GOAL
Find every line in the records below that contains the word "экстензии", and copy each such line.
········
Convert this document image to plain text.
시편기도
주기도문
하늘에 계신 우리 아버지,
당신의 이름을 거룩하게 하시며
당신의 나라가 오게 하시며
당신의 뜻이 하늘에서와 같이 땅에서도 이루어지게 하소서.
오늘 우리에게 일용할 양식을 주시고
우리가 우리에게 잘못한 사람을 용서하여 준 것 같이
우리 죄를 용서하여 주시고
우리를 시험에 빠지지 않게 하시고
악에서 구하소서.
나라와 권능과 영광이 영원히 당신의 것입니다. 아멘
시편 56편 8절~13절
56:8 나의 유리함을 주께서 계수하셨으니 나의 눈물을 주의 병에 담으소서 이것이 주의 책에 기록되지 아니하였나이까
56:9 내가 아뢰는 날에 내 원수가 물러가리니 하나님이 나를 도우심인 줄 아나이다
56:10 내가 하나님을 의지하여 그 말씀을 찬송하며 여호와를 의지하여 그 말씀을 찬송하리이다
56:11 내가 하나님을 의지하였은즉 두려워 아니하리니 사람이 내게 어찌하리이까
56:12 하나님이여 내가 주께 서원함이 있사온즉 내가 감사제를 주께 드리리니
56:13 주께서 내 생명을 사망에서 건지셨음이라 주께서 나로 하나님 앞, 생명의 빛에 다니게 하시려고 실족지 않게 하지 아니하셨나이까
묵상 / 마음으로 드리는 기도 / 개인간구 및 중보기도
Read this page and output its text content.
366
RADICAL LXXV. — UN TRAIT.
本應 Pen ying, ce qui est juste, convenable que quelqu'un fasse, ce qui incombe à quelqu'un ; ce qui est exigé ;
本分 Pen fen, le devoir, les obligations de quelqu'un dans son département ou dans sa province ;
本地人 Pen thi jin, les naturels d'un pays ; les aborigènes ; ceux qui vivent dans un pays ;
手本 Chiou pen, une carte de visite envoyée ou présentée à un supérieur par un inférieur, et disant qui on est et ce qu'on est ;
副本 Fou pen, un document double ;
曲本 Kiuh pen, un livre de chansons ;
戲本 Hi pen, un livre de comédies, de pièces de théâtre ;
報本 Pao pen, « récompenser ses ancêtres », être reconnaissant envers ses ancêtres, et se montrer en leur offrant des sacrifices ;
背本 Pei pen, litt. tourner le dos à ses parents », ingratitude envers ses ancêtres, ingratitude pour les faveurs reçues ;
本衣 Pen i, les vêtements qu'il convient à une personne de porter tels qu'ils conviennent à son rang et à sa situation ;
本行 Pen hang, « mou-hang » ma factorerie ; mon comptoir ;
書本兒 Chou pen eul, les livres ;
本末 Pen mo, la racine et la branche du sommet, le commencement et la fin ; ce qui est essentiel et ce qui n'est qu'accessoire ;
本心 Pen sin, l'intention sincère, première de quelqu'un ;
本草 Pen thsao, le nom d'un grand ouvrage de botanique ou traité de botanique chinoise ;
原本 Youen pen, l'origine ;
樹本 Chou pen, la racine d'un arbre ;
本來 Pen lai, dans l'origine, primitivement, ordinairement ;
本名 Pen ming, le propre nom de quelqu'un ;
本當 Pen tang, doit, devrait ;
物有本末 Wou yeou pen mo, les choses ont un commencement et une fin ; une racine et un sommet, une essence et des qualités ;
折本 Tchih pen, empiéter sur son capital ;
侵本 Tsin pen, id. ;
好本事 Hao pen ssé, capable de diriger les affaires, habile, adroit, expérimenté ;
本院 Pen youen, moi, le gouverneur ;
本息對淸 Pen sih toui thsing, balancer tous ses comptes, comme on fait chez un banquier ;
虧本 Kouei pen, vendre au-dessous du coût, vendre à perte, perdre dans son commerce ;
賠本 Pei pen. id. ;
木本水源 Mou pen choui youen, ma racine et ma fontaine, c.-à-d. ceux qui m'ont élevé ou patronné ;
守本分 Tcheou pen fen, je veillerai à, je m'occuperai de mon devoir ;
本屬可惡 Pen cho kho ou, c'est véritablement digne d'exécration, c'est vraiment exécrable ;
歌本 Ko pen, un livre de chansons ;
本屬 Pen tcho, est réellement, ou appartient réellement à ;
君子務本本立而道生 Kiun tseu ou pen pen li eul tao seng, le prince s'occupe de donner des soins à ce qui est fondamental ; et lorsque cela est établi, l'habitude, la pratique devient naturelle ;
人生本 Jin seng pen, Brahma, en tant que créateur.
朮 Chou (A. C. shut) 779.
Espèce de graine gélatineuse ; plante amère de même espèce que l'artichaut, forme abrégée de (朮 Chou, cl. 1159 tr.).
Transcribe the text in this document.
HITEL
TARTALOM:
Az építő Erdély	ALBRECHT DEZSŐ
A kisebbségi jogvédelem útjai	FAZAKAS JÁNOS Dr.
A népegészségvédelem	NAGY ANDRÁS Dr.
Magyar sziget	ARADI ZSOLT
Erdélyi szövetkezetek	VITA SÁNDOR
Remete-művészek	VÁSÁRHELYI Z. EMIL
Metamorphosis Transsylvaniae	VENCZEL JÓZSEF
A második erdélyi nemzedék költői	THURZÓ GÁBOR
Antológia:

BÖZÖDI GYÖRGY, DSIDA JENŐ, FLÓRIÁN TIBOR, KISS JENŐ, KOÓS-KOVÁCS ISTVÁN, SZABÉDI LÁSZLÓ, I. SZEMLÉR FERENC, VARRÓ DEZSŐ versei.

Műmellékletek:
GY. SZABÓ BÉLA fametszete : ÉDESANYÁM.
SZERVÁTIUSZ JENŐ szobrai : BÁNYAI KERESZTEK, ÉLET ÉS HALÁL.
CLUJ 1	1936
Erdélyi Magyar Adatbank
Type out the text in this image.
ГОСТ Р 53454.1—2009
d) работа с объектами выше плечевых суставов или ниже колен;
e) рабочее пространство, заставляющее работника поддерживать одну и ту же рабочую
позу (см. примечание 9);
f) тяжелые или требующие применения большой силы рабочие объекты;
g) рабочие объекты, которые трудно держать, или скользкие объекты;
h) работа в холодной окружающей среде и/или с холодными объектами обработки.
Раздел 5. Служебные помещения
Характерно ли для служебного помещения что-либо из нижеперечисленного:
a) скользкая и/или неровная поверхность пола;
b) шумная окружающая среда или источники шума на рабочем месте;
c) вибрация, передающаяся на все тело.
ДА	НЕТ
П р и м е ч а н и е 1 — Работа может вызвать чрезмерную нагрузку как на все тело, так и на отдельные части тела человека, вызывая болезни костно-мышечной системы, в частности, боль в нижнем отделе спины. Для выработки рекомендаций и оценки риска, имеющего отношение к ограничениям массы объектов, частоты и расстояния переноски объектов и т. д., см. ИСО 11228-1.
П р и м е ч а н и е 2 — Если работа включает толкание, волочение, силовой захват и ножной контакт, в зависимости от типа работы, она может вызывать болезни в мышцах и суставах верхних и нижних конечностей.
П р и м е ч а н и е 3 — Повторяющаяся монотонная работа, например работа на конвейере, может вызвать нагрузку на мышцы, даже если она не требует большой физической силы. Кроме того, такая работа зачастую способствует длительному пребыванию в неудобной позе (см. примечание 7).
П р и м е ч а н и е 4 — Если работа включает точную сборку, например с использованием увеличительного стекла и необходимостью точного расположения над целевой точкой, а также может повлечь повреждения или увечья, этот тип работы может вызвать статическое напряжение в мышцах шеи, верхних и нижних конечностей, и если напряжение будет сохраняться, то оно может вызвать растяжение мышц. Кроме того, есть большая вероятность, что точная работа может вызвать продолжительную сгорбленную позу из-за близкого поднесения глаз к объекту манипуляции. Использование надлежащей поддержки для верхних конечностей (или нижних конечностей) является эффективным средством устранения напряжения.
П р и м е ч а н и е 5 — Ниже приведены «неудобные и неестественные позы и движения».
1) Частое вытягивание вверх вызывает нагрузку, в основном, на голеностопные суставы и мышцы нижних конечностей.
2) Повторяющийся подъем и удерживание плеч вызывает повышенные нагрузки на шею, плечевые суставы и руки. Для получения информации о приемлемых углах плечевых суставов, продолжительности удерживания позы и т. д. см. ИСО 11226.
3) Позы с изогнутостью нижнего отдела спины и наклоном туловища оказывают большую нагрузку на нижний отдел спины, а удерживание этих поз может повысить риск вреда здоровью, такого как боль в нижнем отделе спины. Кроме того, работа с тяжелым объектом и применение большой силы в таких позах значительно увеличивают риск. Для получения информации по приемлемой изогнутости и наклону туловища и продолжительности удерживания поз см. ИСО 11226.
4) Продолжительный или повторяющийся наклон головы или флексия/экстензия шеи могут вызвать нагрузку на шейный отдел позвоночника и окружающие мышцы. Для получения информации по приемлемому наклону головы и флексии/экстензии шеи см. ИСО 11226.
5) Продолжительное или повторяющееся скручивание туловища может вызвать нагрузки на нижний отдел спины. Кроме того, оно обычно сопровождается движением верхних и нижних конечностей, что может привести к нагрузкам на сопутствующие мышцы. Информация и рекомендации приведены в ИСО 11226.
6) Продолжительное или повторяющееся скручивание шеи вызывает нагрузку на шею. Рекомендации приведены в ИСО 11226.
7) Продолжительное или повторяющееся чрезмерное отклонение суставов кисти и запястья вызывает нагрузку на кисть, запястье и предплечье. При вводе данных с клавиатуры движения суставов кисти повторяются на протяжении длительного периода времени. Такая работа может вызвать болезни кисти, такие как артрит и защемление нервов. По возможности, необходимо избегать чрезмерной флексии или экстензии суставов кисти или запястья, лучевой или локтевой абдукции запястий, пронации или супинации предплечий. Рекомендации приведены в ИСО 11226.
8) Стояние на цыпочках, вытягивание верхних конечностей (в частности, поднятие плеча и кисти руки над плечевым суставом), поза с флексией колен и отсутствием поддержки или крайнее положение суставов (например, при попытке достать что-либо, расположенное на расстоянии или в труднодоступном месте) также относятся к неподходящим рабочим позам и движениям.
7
········
TASK RESPONSE
4) Продолжительный или повторяющийся наклон головы или флексия/экстензия шеи могут вызвать нагрузку на шейный отдел позвоночника и окружающие мышцы. Для получения информации по приемлемому наклону головы и флексии/экстензии шеи см. ИСО 11226.
7) Продолжительное или повторяющееся чрезмерное отклонение суставов кисти и запястья вызывает нагрузку на кисть, запястье и предплечье. При вводе данных с клавиатуры движения суставов кисти повторяются на протяжении длительного периода времени. Такая работа может вызвать болезни кисти, такие как артрит и защемление нервов. По возможности, необходимо избегать чрезмерной флексии или экстензии суставов кисти или запястья, лучевой или локтевой абдукции запястий, пронации или супинации предплечий. Рекомендации приведены в ИСО 11226.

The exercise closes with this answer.